**PROVIDED RECORDS**:
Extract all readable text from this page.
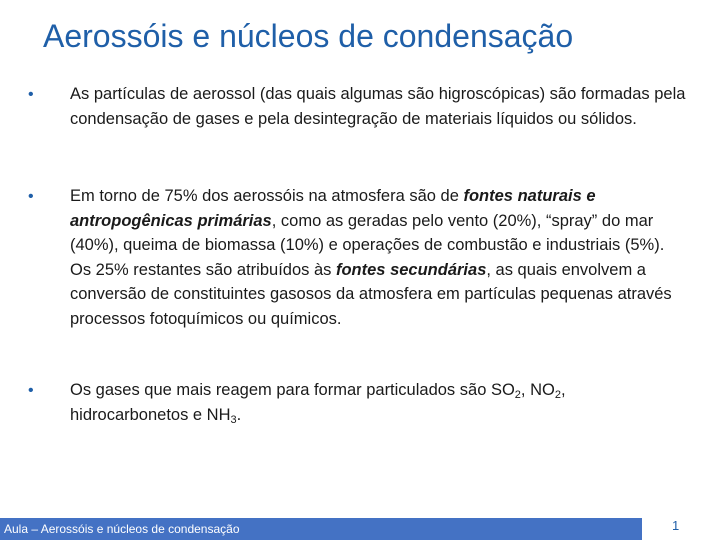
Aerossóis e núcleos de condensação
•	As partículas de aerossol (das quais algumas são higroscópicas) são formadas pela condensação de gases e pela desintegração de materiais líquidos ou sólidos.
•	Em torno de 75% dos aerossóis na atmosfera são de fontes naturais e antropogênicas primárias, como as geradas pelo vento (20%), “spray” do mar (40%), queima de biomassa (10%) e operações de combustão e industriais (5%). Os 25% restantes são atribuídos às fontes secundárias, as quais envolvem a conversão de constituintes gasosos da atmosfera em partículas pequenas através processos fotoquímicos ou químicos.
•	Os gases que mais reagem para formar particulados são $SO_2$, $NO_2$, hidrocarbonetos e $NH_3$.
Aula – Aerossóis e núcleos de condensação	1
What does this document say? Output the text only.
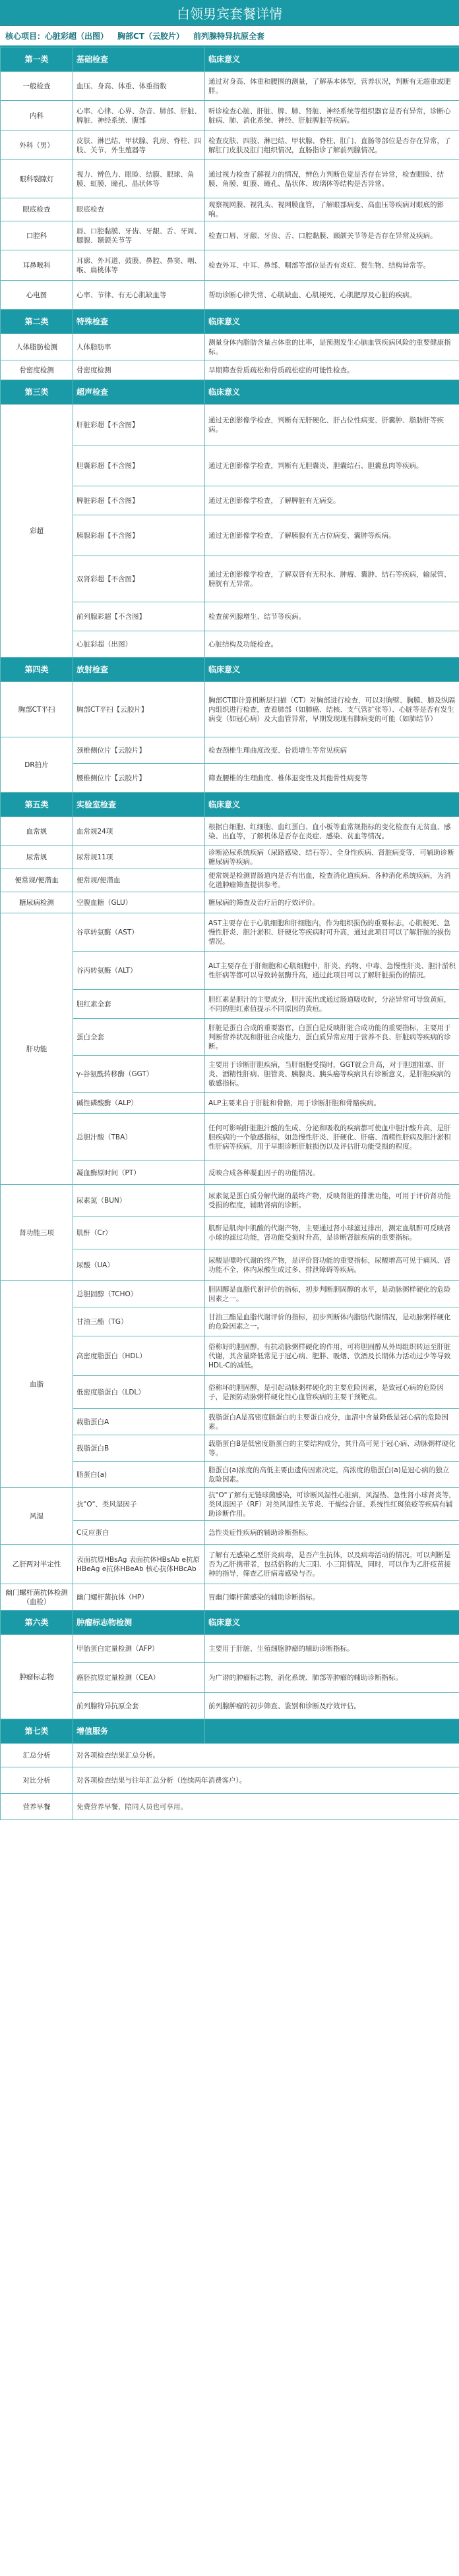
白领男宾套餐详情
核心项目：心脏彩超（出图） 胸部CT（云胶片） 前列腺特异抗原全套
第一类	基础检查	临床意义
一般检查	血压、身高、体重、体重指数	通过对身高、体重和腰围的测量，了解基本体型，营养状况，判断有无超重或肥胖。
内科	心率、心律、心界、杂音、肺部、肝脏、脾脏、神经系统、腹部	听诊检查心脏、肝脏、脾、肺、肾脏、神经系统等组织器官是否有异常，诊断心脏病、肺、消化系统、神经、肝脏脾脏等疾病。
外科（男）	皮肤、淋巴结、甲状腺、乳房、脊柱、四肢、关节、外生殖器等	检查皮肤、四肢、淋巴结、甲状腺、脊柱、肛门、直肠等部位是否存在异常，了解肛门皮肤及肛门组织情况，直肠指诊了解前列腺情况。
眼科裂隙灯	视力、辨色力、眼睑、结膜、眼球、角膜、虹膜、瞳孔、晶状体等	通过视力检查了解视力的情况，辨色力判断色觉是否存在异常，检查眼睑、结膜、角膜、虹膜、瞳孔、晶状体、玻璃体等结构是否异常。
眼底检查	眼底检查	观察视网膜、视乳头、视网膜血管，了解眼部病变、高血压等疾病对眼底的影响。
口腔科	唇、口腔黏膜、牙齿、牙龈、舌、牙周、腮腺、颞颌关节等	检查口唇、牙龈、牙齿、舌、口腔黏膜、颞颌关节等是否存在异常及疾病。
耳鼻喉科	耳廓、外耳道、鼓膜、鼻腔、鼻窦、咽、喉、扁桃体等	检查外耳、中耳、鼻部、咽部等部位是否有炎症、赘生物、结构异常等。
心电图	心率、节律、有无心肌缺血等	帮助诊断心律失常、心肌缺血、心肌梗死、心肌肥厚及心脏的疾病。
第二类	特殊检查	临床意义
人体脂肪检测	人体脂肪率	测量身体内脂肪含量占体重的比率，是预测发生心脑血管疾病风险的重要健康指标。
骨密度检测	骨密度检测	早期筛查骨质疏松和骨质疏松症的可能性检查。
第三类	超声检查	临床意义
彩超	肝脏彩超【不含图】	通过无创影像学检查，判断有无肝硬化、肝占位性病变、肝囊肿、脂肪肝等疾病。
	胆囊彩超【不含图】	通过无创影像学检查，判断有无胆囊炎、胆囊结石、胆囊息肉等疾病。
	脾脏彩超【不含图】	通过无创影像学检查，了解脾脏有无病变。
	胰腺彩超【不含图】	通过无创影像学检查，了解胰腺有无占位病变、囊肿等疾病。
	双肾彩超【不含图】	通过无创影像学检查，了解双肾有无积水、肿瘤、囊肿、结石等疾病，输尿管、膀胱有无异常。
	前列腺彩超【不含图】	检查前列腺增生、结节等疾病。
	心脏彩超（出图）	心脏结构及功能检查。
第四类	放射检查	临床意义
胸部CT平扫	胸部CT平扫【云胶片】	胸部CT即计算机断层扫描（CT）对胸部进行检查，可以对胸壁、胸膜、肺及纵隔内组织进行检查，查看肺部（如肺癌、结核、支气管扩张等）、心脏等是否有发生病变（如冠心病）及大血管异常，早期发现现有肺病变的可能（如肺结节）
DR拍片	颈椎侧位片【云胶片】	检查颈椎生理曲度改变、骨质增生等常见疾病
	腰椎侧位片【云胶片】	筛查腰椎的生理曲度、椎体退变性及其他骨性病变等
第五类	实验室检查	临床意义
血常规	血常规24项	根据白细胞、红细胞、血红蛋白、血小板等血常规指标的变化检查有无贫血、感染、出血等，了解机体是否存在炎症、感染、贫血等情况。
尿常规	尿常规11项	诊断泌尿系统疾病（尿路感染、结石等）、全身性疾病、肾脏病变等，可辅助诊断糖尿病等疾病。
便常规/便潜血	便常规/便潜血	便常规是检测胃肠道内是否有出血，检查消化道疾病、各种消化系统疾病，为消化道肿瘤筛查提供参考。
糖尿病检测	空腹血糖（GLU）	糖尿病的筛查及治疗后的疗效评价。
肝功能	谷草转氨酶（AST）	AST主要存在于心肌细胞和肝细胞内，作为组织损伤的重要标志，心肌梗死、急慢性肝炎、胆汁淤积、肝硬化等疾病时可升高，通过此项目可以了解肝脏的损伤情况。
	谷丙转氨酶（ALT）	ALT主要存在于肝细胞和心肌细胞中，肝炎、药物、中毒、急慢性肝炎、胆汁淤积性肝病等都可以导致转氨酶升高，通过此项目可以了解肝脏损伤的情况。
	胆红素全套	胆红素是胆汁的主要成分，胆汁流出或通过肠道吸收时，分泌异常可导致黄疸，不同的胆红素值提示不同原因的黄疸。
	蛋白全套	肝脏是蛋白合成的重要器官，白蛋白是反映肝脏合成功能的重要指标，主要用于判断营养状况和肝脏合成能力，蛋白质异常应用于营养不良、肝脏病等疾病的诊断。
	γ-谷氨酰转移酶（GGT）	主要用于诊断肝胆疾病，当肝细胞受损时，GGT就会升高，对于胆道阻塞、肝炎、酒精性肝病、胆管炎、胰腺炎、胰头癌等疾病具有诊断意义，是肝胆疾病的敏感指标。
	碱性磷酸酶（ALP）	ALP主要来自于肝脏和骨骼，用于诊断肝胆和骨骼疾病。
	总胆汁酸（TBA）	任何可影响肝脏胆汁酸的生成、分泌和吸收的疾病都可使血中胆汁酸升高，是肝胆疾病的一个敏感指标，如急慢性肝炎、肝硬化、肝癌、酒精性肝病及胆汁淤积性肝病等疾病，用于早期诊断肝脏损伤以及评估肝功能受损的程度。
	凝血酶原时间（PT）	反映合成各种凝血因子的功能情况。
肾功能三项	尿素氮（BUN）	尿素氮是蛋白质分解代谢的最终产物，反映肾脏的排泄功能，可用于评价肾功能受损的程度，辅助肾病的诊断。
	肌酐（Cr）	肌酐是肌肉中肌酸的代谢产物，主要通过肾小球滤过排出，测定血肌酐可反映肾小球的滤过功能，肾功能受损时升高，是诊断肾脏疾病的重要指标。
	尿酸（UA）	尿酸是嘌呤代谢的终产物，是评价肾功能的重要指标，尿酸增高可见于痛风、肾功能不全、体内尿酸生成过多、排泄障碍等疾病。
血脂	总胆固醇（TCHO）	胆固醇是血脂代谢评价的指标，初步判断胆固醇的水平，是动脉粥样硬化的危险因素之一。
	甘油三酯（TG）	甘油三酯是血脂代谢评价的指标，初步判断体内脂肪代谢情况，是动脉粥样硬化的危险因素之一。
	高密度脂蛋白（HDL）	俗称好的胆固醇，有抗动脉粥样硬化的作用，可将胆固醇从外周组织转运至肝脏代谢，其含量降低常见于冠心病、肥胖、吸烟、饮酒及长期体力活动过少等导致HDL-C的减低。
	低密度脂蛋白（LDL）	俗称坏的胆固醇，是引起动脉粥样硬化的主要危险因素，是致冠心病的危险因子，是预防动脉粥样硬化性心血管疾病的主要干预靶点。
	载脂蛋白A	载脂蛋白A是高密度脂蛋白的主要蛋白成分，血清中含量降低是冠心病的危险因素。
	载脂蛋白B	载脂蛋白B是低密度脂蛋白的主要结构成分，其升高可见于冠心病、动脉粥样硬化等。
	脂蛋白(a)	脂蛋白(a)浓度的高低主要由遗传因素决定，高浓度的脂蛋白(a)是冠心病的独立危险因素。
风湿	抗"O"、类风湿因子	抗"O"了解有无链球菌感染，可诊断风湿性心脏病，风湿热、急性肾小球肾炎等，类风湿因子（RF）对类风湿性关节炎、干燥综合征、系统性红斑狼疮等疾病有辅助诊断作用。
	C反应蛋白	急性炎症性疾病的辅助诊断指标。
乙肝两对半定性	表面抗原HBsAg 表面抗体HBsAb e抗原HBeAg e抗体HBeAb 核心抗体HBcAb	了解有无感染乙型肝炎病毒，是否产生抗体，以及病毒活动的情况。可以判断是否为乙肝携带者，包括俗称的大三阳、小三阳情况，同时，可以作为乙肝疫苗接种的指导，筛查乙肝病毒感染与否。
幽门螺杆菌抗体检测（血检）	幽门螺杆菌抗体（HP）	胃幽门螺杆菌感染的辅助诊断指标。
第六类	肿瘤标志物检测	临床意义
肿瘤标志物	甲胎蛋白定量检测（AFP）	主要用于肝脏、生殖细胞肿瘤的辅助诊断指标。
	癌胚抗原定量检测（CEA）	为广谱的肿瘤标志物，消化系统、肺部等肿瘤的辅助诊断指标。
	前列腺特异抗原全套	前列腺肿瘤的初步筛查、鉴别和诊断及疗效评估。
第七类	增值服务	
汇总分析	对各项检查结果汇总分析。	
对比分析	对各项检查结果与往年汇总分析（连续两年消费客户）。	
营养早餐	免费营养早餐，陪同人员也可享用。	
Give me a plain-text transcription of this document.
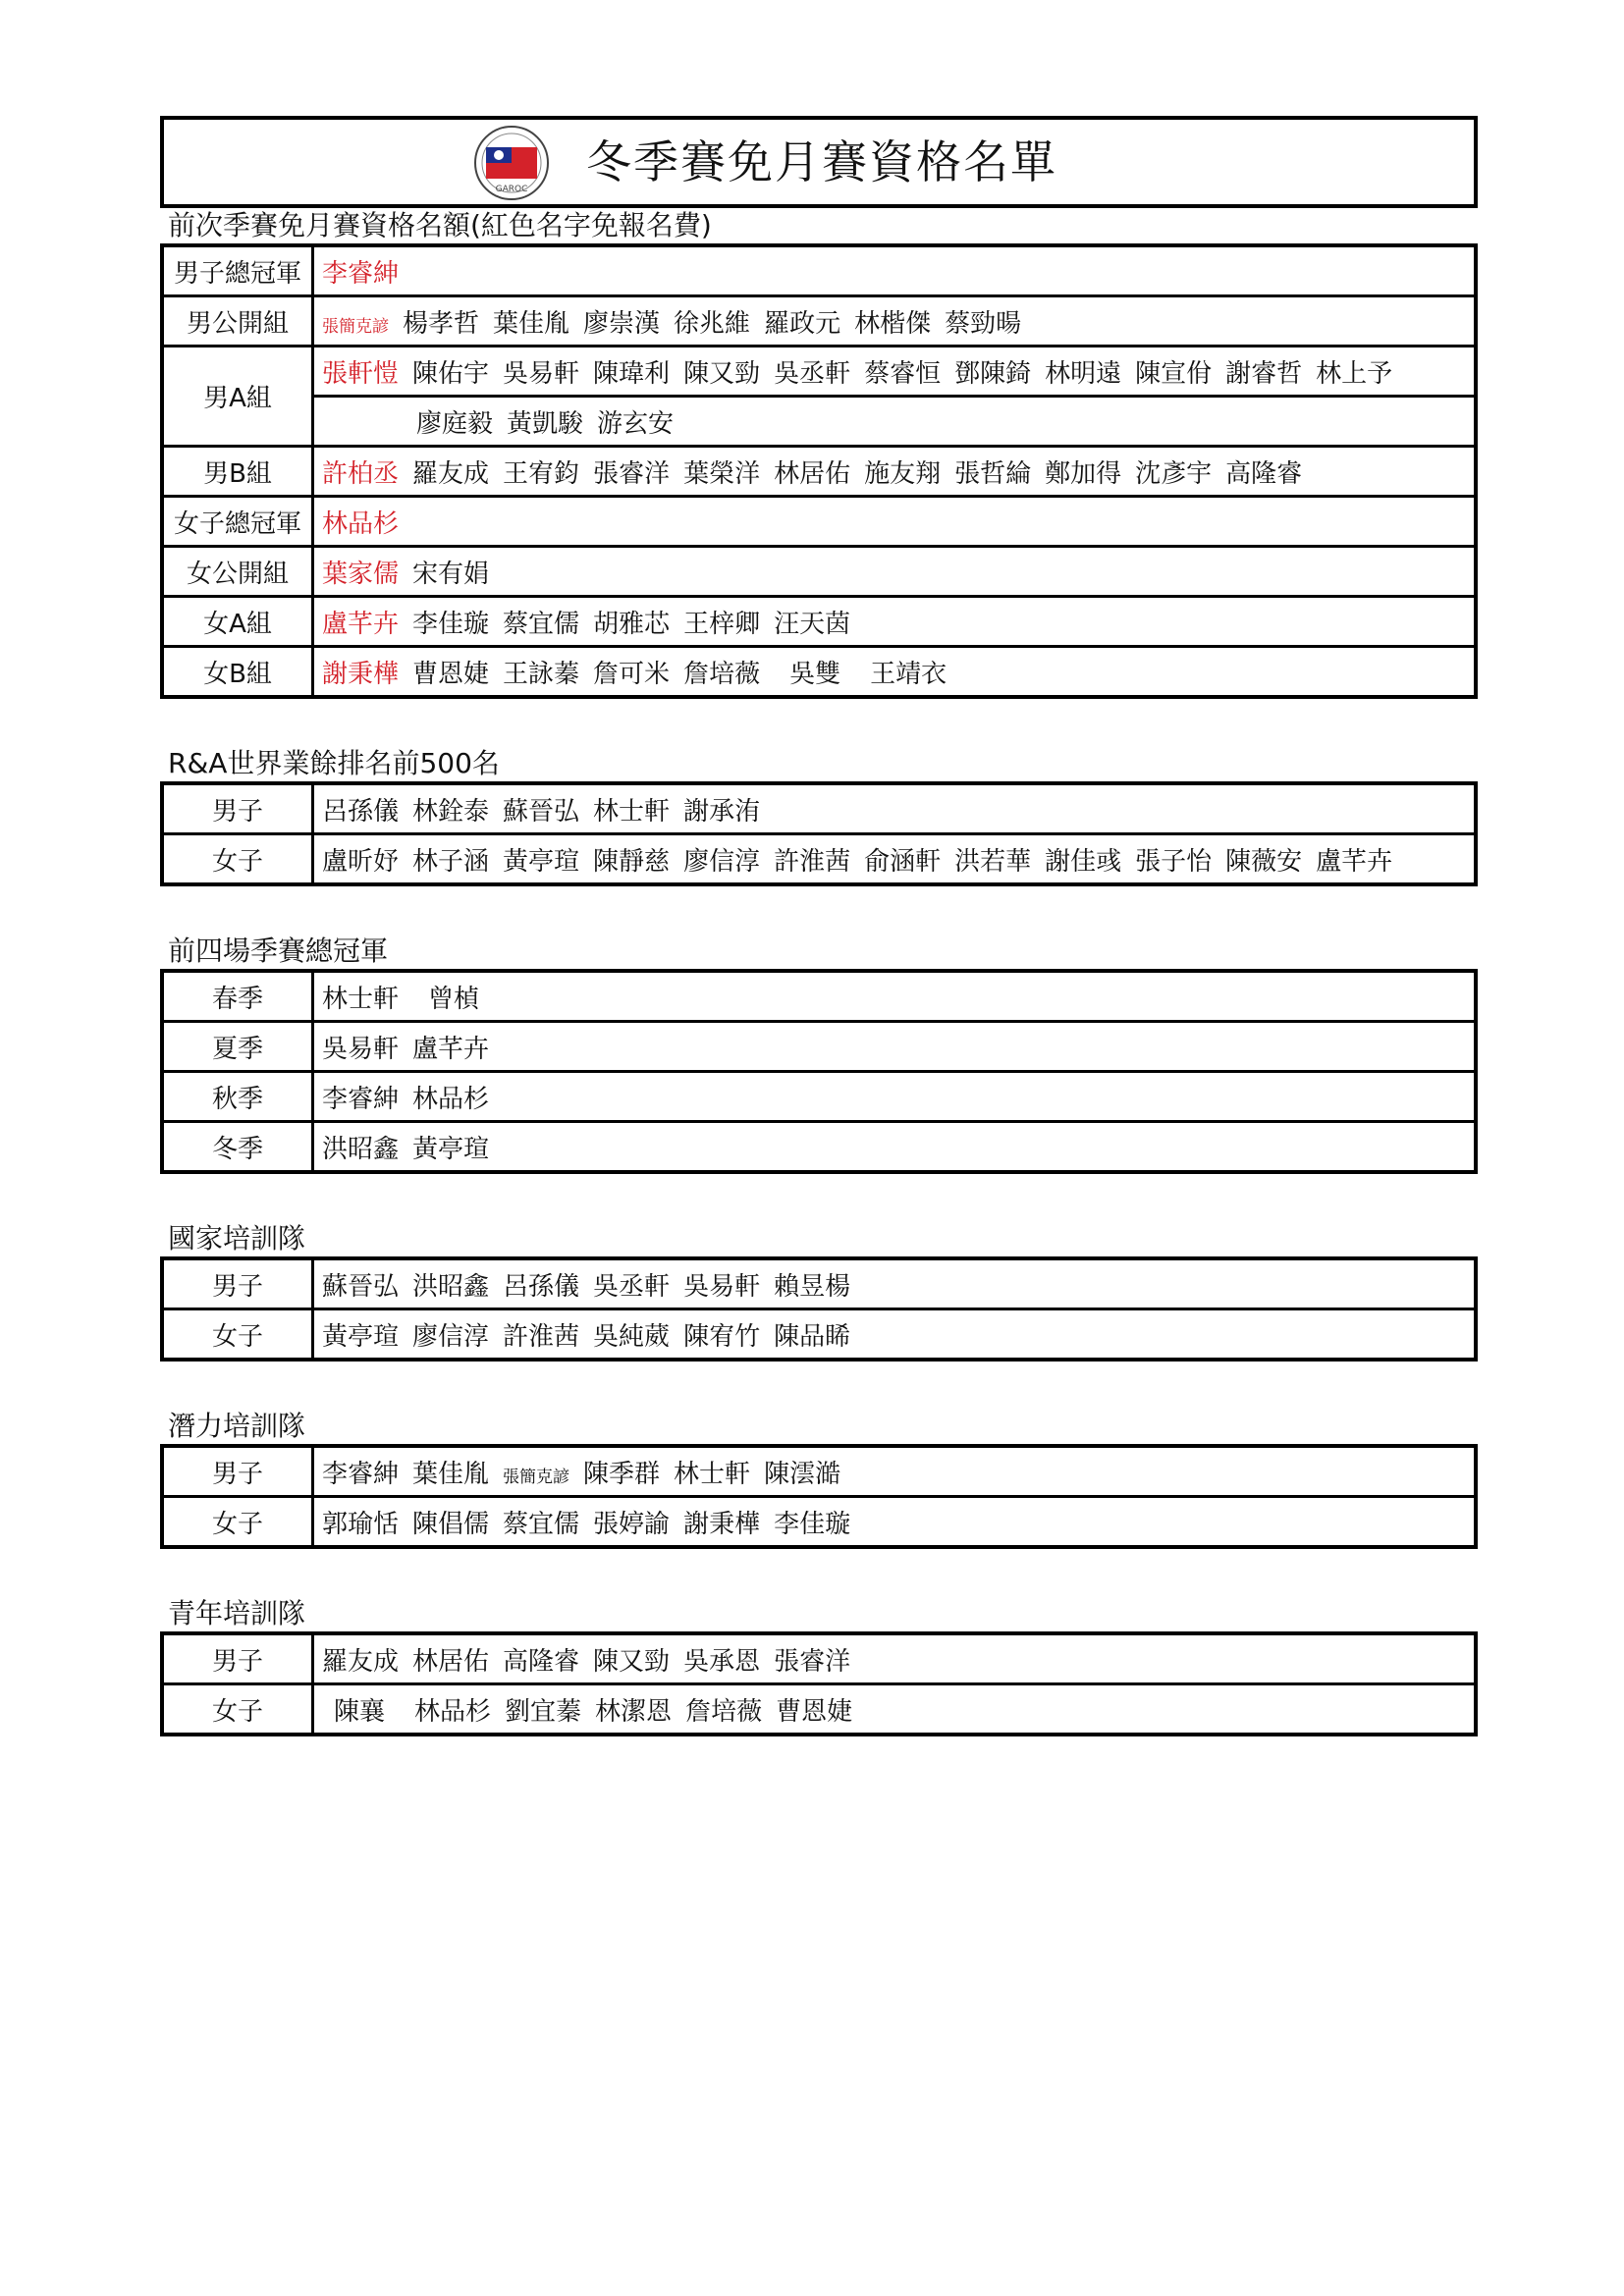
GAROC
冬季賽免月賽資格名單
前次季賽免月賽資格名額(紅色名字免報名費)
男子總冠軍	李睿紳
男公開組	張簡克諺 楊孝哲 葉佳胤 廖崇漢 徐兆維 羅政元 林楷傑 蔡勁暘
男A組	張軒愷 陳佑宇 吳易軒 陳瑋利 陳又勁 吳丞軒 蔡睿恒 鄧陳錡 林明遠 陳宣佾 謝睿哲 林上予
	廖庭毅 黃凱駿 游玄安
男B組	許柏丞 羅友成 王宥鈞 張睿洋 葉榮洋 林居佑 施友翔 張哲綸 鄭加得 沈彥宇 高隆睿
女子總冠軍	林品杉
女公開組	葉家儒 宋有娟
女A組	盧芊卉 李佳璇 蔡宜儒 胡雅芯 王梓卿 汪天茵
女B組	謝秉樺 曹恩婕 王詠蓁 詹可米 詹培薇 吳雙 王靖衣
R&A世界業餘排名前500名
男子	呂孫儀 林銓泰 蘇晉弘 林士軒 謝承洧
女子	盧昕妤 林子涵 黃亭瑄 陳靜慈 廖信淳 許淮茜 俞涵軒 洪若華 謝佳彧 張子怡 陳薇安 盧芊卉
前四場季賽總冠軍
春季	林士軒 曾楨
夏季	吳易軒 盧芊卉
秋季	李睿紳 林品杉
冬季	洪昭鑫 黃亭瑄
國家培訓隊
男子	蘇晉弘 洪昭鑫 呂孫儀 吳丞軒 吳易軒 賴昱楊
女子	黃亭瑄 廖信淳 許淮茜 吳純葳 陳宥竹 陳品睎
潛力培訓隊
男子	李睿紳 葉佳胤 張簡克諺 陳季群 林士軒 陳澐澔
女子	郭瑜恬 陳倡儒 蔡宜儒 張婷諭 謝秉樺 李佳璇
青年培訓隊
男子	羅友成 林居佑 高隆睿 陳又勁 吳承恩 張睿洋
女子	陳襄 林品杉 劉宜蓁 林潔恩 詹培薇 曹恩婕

**DIRECTIONS**:
Copy out every line of the material above that mentions the word "張簡克諺".

**TASK SOLUTION**:
男公開組	張簡克諺 楊孝哲 葉佳胤 廖崇漢 徐兆維 羅政元 林楷傑 蔡勁暘
男子	李睿紳 葉佳胤 張簡克諺 陳季群 林士軒 陳澐澔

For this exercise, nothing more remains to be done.